■ **Supplied data**:
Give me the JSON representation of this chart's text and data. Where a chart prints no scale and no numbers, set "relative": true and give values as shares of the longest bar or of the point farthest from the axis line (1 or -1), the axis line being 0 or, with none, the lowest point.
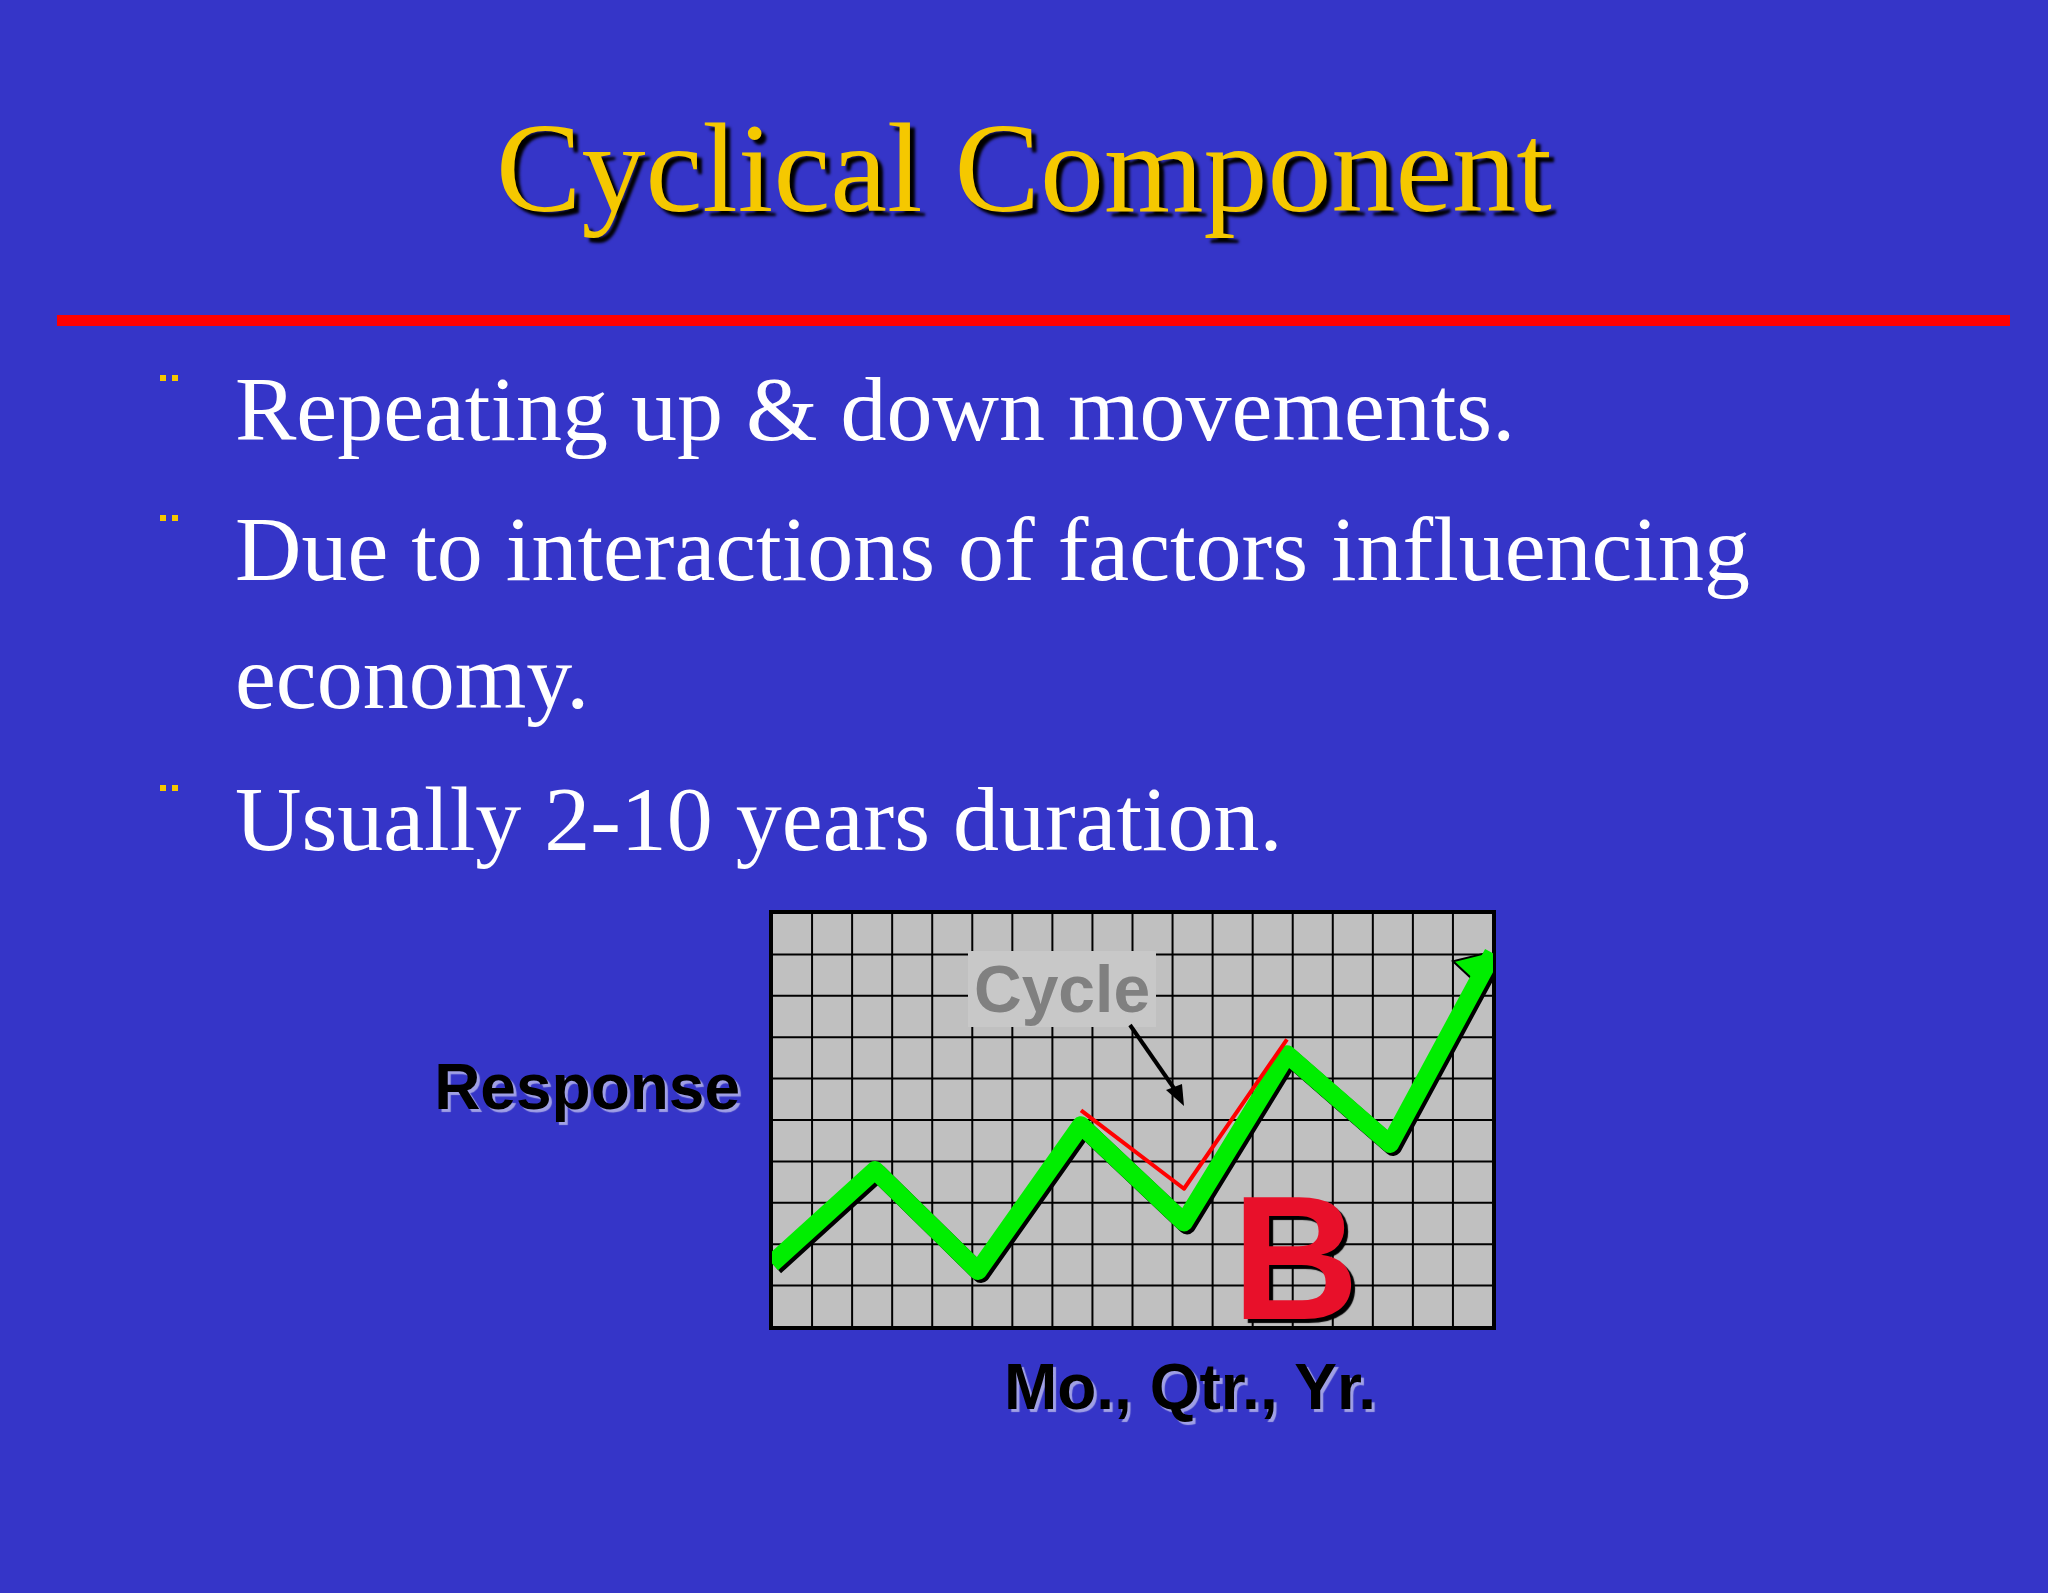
{
  "chart_data": {
    "type": "line",
    "title": "Cyclical Component",
    "xlabel": "Mo., Qtr., Yr.",
    "ylabel": "Response",
    "relative": true,
    "grid": true,
    "marker": "none",
    "line_style": "solid",
    "categories": [
      null,
      null,
      null,
      null,
      null,
      null,
      null,
      null
    ],
    "series": [
      {
        "color": "#00ee00",
        "values": [
          0.17,
          0.42,
          0.15,
          0.54,
          0.28,
          0.73,
          0.49,
          1
        ]
      },
      {
        "color": "#ff0000",
        "values": [
          null,
          null,
          null,
          0.58,
          0.37,
          0.77,
          null,
          null
        ]
      }
    ],
    "annotations": [
      "Repeating up & down movements.",
      "Due to interactions of factors influencing economy.",
      "Usually 2-10 years duration.",
      "Cycle",
      "B"
    ]
  }
}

■ **What to work on**: Output the data above without changes, apart from leaving out the pictures.

■ **Answer for this exercise**:
Give me the JSON representation of this chart's text and data. Where a chart prints no scale and no numbers, set "relative": true and give values as shares of the longest bar or of the point farthest from the axis line (1 or -1), the axis line being 0 or, with none, the lowest point.
{
  "chart_data": {
    "type": "line",
    "title": "Cyclical Component",
    "xlabel": "Mo., Qtr., Yr.",
    "ylabel": "Response",
    "relative": true,
    "grid": true,
    "marker": "none",
    "line_style": "solid",
    "categories": [
      null,
      null,
      null,
      null,
      null,
      null,
      null,
      null
    ],
    "series": [
      {
        "color": "#00ee00",
        "values": [
          0.17,
          0.42,
          0.15,
          0.54,
          0.28,
          0.73,
          0.49,
          1
        ]
      },
      {
        "color": "#ff0000",
        "values": [
          null,
          null,
          null,
          0.58,
          0.37,
          0.77,
          null,
          null
        ]
      }
    ],
    "annotations": [
      "Repeating up & down movements.",
      "Due to interactions of factors influencing economy.",
      "Usually 2-10 years duration.",
      "Cycle",
      "B"
    ]
  }
}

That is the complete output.